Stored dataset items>

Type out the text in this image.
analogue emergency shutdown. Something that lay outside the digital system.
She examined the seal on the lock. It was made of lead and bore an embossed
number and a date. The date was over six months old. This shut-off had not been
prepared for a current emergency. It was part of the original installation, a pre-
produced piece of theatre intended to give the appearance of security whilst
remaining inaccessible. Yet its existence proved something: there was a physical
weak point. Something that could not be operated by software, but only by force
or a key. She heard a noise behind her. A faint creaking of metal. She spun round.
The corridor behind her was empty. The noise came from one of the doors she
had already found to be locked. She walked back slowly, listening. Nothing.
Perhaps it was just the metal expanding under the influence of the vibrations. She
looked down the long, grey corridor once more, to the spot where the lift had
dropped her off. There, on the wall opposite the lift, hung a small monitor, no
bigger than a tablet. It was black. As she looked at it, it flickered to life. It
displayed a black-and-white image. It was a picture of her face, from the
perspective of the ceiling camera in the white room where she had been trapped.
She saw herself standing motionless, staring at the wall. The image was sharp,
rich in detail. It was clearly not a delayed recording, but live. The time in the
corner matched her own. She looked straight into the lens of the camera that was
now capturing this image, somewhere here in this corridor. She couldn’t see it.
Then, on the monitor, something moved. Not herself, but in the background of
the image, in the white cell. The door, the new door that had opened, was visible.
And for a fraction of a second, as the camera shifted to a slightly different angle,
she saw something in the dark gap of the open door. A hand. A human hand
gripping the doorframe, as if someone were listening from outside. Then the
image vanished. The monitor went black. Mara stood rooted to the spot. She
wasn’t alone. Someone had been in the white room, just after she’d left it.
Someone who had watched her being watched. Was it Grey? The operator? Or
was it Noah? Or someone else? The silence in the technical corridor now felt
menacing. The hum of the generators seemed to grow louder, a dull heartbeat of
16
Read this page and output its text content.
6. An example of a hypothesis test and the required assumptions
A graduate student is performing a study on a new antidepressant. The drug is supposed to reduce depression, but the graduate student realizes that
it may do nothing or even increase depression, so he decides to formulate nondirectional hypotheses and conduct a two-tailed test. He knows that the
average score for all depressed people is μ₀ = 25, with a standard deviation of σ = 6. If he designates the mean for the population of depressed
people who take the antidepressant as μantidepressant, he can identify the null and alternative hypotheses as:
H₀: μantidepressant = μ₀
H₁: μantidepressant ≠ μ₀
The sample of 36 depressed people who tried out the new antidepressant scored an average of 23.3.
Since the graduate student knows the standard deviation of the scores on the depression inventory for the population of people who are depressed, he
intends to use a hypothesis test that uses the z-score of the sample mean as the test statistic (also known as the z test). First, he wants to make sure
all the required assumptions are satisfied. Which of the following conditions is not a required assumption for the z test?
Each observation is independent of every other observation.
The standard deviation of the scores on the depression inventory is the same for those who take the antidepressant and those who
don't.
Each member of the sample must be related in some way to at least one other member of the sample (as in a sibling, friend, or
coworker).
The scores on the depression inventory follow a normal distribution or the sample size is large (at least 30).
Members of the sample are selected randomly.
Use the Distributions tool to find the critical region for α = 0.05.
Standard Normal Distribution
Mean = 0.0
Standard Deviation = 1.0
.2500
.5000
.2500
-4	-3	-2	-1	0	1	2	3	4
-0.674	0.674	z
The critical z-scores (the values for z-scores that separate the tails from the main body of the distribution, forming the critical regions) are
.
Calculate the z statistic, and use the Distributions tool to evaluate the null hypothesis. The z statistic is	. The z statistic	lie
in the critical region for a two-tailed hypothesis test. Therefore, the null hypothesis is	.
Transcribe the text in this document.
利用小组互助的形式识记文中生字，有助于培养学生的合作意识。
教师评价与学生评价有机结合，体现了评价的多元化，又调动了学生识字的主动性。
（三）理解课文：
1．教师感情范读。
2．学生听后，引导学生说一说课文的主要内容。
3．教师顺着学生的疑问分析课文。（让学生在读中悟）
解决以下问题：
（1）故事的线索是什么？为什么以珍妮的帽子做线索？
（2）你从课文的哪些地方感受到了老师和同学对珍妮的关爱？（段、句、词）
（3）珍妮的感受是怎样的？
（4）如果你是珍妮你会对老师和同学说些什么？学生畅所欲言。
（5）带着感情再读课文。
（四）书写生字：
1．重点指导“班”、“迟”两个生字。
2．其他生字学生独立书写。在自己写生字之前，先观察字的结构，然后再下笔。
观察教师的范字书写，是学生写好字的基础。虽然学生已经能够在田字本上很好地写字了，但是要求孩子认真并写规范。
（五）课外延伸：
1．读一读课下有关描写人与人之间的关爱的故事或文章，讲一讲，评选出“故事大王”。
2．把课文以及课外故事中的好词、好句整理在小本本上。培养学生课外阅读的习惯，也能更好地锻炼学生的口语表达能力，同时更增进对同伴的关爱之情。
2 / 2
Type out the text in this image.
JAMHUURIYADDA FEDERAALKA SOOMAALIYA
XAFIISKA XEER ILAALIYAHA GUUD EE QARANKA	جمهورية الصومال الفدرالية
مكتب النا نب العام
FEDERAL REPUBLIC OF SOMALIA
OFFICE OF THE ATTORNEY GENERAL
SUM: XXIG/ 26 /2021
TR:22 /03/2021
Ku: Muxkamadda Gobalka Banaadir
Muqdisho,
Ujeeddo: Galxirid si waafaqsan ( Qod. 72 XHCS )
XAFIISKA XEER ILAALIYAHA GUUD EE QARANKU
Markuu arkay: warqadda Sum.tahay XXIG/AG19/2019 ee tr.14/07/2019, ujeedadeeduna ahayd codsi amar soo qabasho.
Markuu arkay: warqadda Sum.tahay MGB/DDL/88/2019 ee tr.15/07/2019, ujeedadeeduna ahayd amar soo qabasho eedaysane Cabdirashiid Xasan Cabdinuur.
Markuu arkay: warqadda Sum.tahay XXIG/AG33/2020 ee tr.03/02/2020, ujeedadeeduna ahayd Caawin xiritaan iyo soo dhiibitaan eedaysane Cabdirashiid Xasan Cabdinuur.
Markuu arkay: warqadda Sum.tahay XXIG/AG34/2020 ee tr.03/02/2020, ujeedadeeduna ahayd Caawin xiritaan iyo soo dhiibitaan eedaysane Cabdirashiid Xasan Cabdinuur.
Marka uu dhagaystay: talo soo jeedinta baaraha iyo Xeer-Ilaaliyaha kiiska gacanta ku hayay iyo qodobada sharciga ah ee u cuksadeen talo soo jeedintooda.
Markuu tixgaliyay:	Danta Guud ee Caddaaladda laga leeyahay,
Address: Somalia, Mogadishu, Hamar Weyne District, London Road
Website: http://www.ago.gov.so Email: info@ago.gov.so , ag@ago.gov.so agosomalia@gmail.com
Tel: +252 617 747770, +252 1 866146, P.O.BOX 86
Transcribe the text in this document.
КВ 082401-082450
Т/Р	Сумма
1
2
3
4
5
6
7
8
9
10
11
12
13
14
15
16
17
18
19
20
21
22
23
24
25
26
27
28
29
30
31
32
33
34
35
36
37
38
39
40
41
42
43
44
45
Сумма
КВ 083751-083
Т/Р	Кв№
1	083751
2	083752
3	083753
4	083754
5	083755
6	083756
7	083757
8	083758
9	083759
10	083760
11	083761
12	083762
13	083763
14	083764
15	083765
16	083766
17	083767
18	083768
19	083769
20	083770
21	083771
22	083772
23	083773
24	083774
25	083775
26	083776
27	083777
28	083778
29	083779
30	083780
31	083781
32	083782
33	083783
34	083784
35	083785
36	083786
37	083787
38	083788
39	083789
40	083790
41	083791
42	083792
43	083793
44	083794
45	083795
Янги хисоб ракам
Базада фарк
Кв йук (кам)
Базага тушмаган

Written problem>
Print the entries exactly. Include every one.

Exercise answer>
Type out the text in this image.
analogue emergency shutdown. Something that lay outside the digital system.
She examined the seal on the lock. It was made of lead and bore an embossed
number and a date. The date was over six months old. This shut-off had not been
prepared for a current emergency. It was part of the original installation, a pre-
produced piece of theatre intended to give the appearance of security whilst
remaining inaccessible. Yet its existence proved something: there was a physical
weak point. Something that could not be operated by software, but only by force
or a key. She heard a noise behind her. A faint creaking of metal. She spun round.
The corridor behind her was empty. The noise came from one of the doors she
had already found to be locked. She walked back slowly, listening. Nothing.
Perhaps it was just the metal expanding under the influence of the vibrations. She
looked down the long, grey corridor once more, to the spot where the lift had
dropped her off. There, on the wall opposite the lift, hung a small monitor, no
bigger than a tablet. It was black. As she looked at it, it flickered to life. It
displayed a black-and-white image. It was a picture of her face, from the
perspective of the ceiling camera in the white room where she had been trapped.
She saw herself standing motionless, staring at the wall. The image was sharp,
rich in detail. It was clearly not a delayed recording, but live. The time in the
corner matched her own. She looked straight into the lens of the camera that was
now capturing this image, somewhere here in this corridor. She couldn’t see it.
Then, on the monitor, something moved. Not herself, but in the background of
the image, in the white cell. The door, the new door that had opened, was visible.
And for a fraction of a second, as the camera shifted to a slightly different angle,
she saw something in the dark gap of the open door. A hand. A human hand
gripping the doorframe, as if someone were listening from outside. Then the
image vanished. The monitor went black. Mara stood rooted to the spot. She
wasn’t alone. Someone had been in the white room, just after she’d left it.
Someone who had watched her being watched. Was it Grey? The operator? Or
was it Noah? Or someone else? The silence in the technical corridor now felt
menacing. The hum of the generators seemed to grow louder, a dull heartbeat of
16
Read this page and output its text content.
6. An example of a hypothesis test and the required assumptions
A graduate student is performing a study on a new antidepressant. The drug is supposed to reduce depression, but the graduate student realizes that
it may do nothing or even increase depression, so he decides to formulate nondirectional hypotheses and conduct a two-tailed test. He knows that the
average score for all depressed people is μ₀ = 25, with a standard deviation of σ = 6. If he designates the mean for the population of depressed
people who take the antidepressant as μantidepressant, he can identify the null and alternative hypotheses as:
H₀: μantidepressant = μ₀
H₁: μantidepressant ≠ μ₀
The sample of 36 depressed people who tried out the new antidepressant scored an average of 23.3.
Since the graduate student knows the standard deviation of the scores on the depression inventory for the population of people who are depressed, he
intends to use a hypothesis test that uses the z-score of the sample mean as the test statistic (also known as the z test). First, he wants to make sure
all the required assumptions are satisfied. Which of the following conditions is not a required assumption for the z test?
Each observation is independent of every other observation.
The standard deviation of the scores on the depression inventory is the same for those who take the antidepressant and those who
don't.
Each member of the sample must be related in some way to at least one other member of the sample (as in a sibling, friend, or
coworker).
The scores on the depression inventory follow a normal distribution or the sample size is large (at least 30).
Members of the sample are selected randomly.
Use the Distributions tool to find the critical region for α = 0.05.
Standard Normal Distribution
Mean = 0.0
Standard Deviation = 1.0
.2500
.5000
.2500
-4	-3	-2	-1	0	1	2	3	4
-0.674	0.674	z
The critical z-scores (the values for z-scores that separate the tails from the main body of the distribution, forming the critical regions) are
.
Calculate the z statistic, and use the Distributions tool to evaluate the null hypothesis. The z statistic is	. The z statistic	lie
in the critical region for a two-tailed hypothesis test. Therefore, the null hypothesis is	.
Transcribe the text in this document.
利用小组互助的形式识记文中生字，有助于培养学生的合作意识。
教师评价与学生评价有机结合，体现了评价的多元化，又调动了学生识字的主动性。
（三）理解课文：
1．教师感情范读。
2．学生听后，引导学生说一说课文的主要内容。
3．教师顺着学生的疑问分析课文。（让学生在读中悟）
解决以下问题：
（1）故事的线索是什么？为什么以珍妮的帽子做线索？
（2）你从课文的哪些地方感受到了老师和同学对珍妮的关爱？（段、句、词）
（3）珍妮的感受是怎样的？
（4）如果你是珍妮你会对老师和同学说些什么？学生畅所欲言。
（5）带着感情再读课文。
（四）书写生字：
1．重点指导“班”、“迟”两个生字。
2．其他生字学生独立书写。在自己写生字之前，先观察字的结构，然后再下笔。
观察教师的范字书写，是学生写好字的基础。虽然学生已经能够在田字本上很好地写字了，但是要求孩子认真并写规范。
（五）课外延伸：
1．读一读课下有关描写人与人之间的关爱的故事或文章，讲一讲，评选出“故事大王”。
2．把课文以及课外故事中的好词、好句整理在小本本上。培养学生课外阅读的习惯，也能更好地锻炼学生的口语表达能力，同时更增进对同伴的关爱之情。
2 / 2
Type out the text in this image.
JAMHUURIYADDA FEDERAALKA SOOMAALIYA
XAFIISKA XEER ILAALIYAHA GUUD EE QARANKA	جمهورية الصومال الفدرالية
مكتب النا نب العام
FEDERAL REPUBLIC OF SOMALIA
OFFICE OF THE ATTORNEY GENERAL
SUM: XXIG/ 26 /2021
TR:22 /03/2021
Ku: Muxkamadda Gobalka Banaadir
Muqdisho,
Ujeeddo: Galxirid si waafaqsan ( Qod. 72 XHCS )
XAFIISKA XEER ILAALIYAHA GUUD EE QARANKU
Markuu arkay: warqadda Sum.tahay XXIG/AG19/2019 ee tr.14/07/2019, ujeedadeeduna ahayd codsi amar soo qabasho.
Markuu arkay: warqadda Sum.tahay MGB/DDL/88/2019 ee tr.15/07/2019, ujeedadeeduna ahayd amar soo qabasho eedaysane Cabdirashiid Xasan Cabdinuur.
Markuu arkay: warqadda Sum.tahay XXIG/AG33/2020 ee tr.03/02/2020, ujeedadeeduna ahayd Caawin xiritaan iyo soo dhiibitaan eedaysane Cabdirashiid Xasan Cabdinuur.
Markuu arkay: warqadda Sum.tahay XXIG/AG34/2020 ee tr.03/02/2020, ujeedadeeduna ahayd Caawin xiritaan iyo soo dhiibitaan eedaysane Cabdirashiid Xasan Cabdinuur.
Marka uu dhagaystay: talo soo jeedinta baaraha iyo Xeer-Ilaaliyaha kiiska gacanta ku hayay iyo qodobada sharciga ah ee u cuksadeen talo soo jeedintooda.
Markuu tixgaliyay:	Danta Guud ee Caddaaladda laga leeyahay,
Address: Somalia, Mogadishu, Hamar Weyne District, London Road
Website: http://www.ago.gov.so Email: info@ago.gov.so , ag@ago.gov.so agosomalia@gmail.com
Tel: +252 617 747770, +252 1 866146, P.O.BOX 86
Transcribe the text in this document.
КВ 082401-082450
Т/Р	Сумма
1
2
3
4
5
6
7
8
9
10
11
12
13
14
15
16
17
18
19
20
21
22
23
24
25
26
27
28
29
30
31
32
33
34
35
36
37
38
39
40
41
42
43
44
45
Сумма
КВ 083751-083
Т/Р	Кв№
1	083751
2	083752
3	083753
4	083754
5	083755
6	083756
7	083757
8	083758
9	083759
10	083760
11	083761
12	083762
13	083763
14	083764
15	083765
16	083766
17	083767
18	083768
19	083769
20	083770
21	083771
22	083772
23	083773
24	083774
25	083775
26	083776
27	083777
28	083778
29	083779
30	083780
31	083781
32	083782
33	083783
34	083784
35	083785
36	083786
37	083787
38	083788
39	083789
40	083790
41	083791
42	083792
43	083793
44	083794
45	083795
Янги хисоб ракам
Базада фарк
Кв йук (кам)
Базага тушмаган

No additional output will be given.